[WHAT IS REQUIRED]:
Take the entries below and reproduce them word for word.

[EXERCISE DATA]:
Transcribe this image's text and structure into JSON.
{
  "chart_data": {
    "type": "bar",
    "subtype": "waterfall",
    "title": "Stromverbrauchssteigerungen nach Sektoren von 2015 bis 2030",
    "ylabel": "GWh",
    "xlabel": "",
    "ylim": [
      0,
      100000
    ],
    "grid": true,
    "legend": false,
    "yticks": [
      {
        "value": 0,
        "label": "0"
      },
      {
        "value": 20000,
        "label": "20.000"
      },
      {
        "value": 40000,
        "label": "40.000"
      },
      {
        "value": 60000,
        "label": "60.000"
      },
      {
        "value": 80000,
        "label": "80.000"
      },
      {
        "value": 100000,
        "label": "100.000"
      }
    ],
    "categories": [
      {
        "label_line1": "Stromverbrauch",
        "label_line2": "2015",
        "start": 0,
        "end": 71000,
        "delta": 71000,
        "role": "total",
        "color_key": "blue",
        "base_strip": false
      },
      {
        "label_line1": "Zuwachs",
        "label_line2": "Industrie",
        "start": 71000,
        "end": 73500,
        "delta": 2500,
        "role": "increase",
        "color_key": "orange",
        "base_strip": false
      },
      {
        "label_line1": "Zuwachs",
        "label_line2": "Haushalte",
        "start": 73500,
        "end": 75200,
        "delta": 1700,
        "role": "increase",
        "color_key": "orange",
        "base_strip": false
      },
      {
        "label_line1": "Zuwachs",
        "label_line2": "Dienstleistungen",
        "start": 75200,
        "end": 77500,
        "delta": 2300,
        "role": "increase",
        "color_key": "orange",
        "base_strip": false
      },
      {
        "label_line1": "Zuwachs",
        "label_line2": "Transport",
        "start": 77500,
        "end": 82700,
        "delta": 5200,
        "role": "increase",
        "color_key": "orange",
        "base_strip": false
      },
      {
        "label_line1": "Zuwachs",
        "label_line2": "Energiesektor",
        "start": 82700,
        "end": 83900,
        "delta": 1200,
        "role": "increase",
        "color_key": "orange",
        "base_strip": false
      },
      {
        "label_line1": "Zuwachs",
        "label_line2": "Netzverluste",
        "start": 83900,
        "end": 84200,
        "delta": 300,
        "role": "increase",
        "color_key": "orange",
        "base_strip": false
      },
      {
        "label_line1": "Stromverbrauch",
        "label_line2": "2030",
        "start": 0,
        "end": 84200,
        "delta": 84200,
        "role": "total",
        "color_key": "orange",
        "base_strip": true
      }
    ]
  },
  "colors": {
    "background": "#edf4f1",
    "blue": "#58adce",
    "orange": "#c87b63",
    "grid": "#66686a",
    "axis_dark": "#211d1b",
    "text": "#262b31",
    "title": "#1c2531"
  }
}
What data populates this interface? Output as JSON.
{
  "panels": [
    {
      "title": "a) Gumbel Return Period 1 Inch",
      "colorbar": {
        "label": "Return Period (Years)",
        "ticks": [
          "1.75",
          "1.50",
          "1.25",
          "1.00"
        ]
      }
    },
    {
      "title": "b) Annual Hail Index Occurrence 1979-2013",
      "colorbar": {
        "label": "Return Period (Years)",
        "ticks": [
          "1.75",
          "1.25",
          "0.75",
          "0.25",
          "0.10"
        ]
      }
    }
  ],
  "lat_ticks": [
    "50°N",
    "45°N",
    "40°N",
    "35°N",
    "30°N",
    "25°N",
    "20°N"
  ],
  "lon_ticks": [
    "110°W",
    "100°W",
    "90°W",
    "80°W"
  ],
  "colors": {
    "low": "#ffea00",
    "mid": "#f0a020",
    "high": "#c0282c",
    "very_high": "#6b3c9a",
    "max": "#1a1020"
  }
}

[ANSWER]:
Transcribe this image's text and structure into JSON.
{
  "chart_data": {
    "type": "bar",
    "subtype": "waterfall",
    "title": "Stromverbrauchssteigerungen nach Sektoren von 2015 bis 2030",
    "ylabel": "GWh",
    "xlabel": "",
    "ylim": [
      0,
      100000
    ],
    "grid": true,
    "legend": false,
    "yticks": [
      {
        "value": 0,
        "label": "0"
      },
      {
        "value": 20000,
        "label": "20.000"
      },
      {
        "value": 40000,
        "label": "40.000"
      },
      {
        "value": 60000,
        "label": "60.000"
      },
      {
        "value": 80000,
        "label": "80.000"
      },
      {
        "value": 100000,
        "label": "100.000"
      }
    ],
    "categories": [
      {
        "label_line1": "Stromverbrauch",
        "label_line2": "2015",
        "start": 0,
        "end": 71000,
        "delta": 71000,
        "role": "total",
        "color_key": "blue",
        "base_strip": false
      },
      {
        "label_line1": "Zuwachs",
        "label_line2": "Industrie",
        "start": 71000,
        "end": 73500,
        "delta": 2500,
        "role": "increase",
        "color_key": "orange",
        "base_strip": false
      },
      {
        "label_line1": "Zuwachs",
        "label_line2": "Haushalte",
        "start": 73500,
        "end": 75200,
        "delta": 1700,
        "role": "increase",
        "color_key": "orange",
        "base_strip": false
      },
      {
        "label_line1": "Zuwachs",
        "label_line2": "Dienstleistungen",
        "start": 75200,
        "end": 77500,
        "delta": 2300,
        "role": "increase",
        "color_key": "orange",
        "base_strip": false
      },
      {
        "label_line1": "Zuwachs",
        "label_line2": "Transport",
        "start": 77500,
        "end": 82700,
        "delta": 5200,
        "role": "increase",
        "color_key": "orange",
        "base_strip": false
      },
      {
        "label_line1": "Zuwachs",
        "label_line2": "Energiesektor",
        "start": 82700,
        "end": 83900,
        "delta": 1200,
        "role": "increase",
        "color_key": "orange",
        "base_strip": false
      },
      {
        "label_line1": "Zuwachs",
        "label_line2": "Netzverluste",
        "start": 83900,
        "end": 84200,
        "delta": 300,
        "role": "increase",
        "color_key": "orange",
        "base_strip": false
      },
      {
        "label_line1": "Stromverbrauch",
        "label_line2": "2030",
        "start": 0,
        "end": 84200,
        "delta": 84200,
        "role": "total",
        "color_key": "orange",
        "base_strip": true
      }
    ]
  },
  "colors": {
    "background": "#edf4f1",
    "blue": "#58adce",
    "orange": "#c87b63",
    "grid": "#66686a",
    "axis_dark": "#211d1b",
    "text": "#262b31",
    "title": "#1c2531"
  }
}
What data populates this interface? Output as JSON.
{
  "panels": [
    {
      "title": "a) Gumbel Return Period 1 Inch",
      "colorbar": {
        "label": "Return Period (Years)",
        "ticks": [
          "1.75",
          "1.50",
          "1.25",
          "1.00"
        ]
      }
    },
    {
      "title": "b) Annual Hail Index Occurrence 1979-2013",
      "colorbar": {
        "label": "Return Period (Years)",
        "ticks": [
          "1.75",
          "1.25",
          "0.75",
          "0.25",
          "0.10"
        ]
      }
    }
  ],
  "lat_ticks": [
    "50°N",
    "45°N",
    "40°N",
    "35°N",
    "30°N",
    "25°N",
    "20°N"
  ],
  "lon_ticks": [
    "110°W",
    "100°W",
    "90°W",
    "80°W"
  ],
  "colors": {
    "low": "#ffea00",
    "mid": "#f0a020",
    "high": "#c0282c",
    "very_high": "#6b3c9a",
    "max": "#1a1020"
  }
}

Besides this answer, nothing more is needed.